STATED EXERCISE: Transcribe every line, keeping it exact.

start

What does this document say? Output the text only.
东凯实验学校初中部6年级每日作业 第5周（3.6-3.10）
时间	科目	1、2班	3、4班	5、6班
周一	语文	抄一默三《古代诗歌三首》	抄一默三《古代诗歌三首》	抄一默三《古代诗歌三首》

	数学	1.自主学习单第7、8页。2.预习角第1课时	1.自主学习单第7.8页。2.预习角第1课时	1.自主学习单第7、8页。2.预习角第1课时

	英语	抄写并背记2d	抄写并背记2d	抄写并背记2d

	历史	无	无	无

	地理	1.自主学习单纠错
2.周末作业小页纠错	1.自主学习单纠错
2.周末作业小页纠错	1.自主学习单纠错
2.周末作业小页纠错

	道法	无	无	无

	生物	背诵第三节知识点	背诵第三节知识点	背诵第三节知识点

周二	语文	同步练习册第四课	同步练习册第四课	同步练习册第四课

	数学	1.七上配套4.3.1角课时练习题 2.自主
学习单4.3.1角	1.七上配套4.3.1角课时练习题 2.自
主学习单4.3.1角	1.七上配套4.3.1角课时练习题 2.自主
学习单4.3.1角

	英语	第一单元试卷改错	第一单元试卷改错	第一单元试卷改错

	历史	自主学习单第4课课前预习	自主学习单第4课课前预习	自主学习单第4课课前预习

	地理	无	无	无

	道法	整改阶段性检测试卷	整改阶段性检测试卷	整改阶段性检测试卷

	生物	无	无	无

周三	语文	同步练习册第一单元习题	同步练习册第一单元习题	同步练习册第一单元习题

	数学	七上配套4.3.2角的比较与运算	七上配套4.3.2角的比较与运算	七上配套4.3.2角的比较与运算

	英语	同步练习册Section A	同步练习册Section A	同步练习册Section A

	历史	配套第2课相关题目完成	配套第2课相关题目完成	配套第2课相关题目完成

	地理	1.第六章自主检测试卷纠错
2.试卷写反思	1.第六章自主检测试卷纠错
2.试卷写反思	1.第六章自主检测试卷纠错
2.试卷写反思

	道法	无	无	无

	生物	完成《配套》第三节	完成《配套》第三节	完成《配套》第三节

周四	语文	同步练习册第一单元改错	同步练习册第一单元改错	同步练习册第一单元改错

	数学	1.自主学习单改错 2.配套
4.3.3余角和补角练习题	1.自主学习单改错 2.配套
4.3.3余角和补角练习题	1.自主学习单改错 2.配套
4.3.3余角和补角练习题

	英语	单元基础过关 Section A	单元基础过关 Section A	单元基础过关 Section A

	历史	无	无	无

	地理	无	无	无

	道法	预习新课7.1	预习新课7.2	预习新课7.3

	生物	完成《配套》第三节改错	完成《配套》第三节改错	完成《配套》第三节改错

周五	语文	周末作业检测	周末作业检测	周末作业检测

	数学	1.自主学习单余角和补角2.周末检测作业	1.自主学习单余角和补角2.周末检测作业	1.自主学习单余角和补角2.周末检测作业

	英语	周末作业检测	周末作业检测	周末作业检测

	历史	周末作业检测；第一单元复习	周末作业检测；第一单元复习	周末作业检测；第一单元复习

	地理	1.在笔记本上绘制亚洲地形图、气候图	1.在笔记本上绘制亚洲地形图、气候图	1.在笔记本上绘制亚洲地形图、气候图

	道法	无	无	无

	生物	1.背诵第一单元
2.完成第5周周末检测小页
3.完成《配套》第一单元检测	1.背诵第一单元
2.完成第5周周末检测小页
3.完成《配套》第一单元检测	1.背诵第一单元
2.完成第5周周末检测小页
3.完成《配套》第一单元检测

end

REPLY TO THE EXERCISE:
What does this document say? Output the text only.
东凯实验学校初中部6年级每日作业 第5周（3.6-3.10）
时间	科目	1、2班	3、4班	5、6班
周一	语文	抄一默三《古代诗歌三首》	抄一默三《古代诗歌三首》	抄一默三《古代诗歌三首》

	数学	1.自主学习单第7、8页。2.预习角第1课时	1.自主学习单第7.8页。2.预习角第1课时	1.自主学习单第7、8页。2.预习角第1课时

	英语	抄写并背记2d	抄写并背记2d	抄写并背记2d

	历史	无	无	无

	地理	1.自主学习单纠错
2.周末作业小页纠错	1.自主学习单纠错
2.周末作业小页纠错	1.自主学习单纠错
2.周末作业小页纠错

	道法	无	无	无

	生物	背诵第三节知识点	背诵第三节知识点	背诵第三节知识点

周二	语文	同步练习册第四课	同步练习册第四课	同步练习册第四课

	数学	1.七上配套4.3.1角课时练习题 2.自主
学习单4.3.1角	1.七上配套4.3.1角课时练习题 2.自
主学习单4.3.1角	1.七上配套4.3.1角课时练习题 2.自主
学习单4.3.1角

	英语	第一单元试卷改错	第一单元试卷改错	第一单元试卷改错

	历史	自主学习单第4课课前预习	自主学习单第4课课前预习	自主学习单第4课课前预习

	地理	无	无	无

	道法	整改阶段性检测试卷	整改阶段性检测试卷	整改阶段性检测试卷

	生物	无	无	无

周三	语文	同步练习册第一单元习题	同步练习册第一单元习题	同步练习册第一单元习题

	数学	七上配套4.3.2角的比较与运算	七上配套4.3.2角的比较与运算	七上配套4.3.2角的比较与运算

	英语	同步练习册Section A	同步练习册Section A	同步练习册Section A

	历史	配套第2课相关题目完成	配套第2课相关题目完成	配套第2课相关题目完成

	地理	1.第六章自主检测试卷纠错
2.试卷写反思	1.第六章自主检测试卷纠错
2.试卷写反思	1.第六章自主检测试卷纠错
2.试卷写反思

	道法	无	无	无

	生物	完成《配套》第三节	完成《配套》第三节	完成《配套》第三节

周四	语文	同步练习册第一单元改错	同步练习册第一单元改错	同步练习册第一单元改错

	数学	1.自主学习单改错 2.配套
4.3.3余角和补角练习题	1.自主学习单改错 2.配套
4.3.3余角和补角练习题	1.自主学习单改错 2.配套
4.3.3余角和补角练习题

	英语	单元基础过关 Section A	单元基础过关 Section A	单元基础过关 Section A

	历史	无	无	无

	地理	无	无	无

	道法	预习新课7.1	预习新课7.2	预习新课7.3

	生物	完成《配套》第三节改错	完成《配套》第三节改错	完成《配套》第三节改错

周五	语文	周末作业检测	周末作业检测	周末作业检测

	数学	1.自主学习单余角和补角2.周末检测作业	1.自主学习单余角和补角2.周末检测作业	1.自主学习单余角和补角2.周末检测作业

	英语	周末作业检测	周末作业检测	周末作业检测

	历史	周末作业检测；第一单元复习	周末作业检测；第一单元复习	周末作业检测；第一单元复习

	地理	1.在笔记本上绘制亚洲地形图、气候图	1.在笔记本上绘制亚洲地形图、气候图	1.在笔记本上绘制亚洲地形图、气候图

	道法	无	无	无

	生物	1.背诵第一单元
2.完成第5周周末检测小页
3.完成《配套》第一单元检测	1.背诵第一单元
2.完成第5周周末检测小页
3.完成《配套》第一单元检测	1.背诵第一单元
2.完成第5周周末检测小页
3.完成《配套》第一单元检测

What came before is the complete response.